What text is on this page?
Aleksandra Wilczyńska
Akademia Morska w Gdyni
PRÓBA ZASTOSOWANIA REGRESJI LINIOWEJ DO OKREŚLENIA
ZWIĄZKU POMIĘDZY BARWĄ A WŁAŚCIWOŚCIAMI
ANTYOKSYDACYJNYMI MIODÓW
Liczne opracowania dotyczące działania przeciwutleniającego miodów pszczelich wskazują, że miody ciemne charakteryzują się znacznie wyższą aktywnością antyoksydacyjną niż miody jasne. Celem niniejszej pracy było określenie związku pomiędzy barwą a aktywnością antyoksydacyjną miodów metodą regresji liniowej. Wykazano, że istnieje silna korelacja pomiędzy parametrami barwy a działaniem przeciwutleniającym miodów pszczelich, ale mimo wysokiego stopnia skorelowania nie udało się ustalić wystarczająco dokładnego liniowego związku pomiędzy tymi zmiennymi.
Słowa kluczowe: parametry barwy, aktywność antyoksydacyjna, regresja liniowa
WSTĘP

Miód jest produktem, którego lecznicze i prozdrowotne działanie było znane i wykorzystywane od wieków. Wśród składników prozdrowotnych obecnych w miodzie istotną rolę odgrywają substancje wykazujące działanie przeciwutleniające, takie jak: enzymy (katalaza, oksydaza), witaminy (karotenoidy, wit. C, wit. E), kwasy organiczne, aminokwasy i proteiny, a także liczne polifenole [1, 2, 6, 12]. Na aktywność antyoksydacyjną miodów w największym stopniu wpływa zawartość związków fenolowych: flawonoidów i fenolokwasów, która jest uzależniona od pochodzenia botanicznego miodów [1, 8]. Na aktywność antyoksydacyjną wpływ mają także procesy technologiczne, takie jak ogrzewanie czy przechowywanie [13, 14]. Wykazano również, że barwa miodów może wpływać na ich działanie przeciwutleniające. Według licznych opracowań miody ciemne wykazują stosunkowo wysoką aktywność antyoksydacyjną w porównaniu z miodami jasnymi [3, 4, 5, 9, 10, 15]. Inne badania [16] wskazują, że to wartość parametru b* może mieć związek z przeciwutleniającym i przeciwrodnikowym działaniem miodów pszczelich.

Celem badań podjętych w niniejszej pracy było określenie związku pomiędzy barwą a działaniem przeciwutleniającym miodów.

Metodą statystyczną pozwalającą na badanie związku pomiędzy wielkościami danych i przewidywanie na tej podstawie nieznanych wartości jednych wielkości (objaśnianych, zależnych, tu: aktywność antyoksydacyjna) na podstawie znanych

—————

== YOUR INSTRUCTIONS ==
What number of lines in the listing contain the word "antyoksydacyjna"? Supply the number with no accompanying text.

== RESPONSE ==
2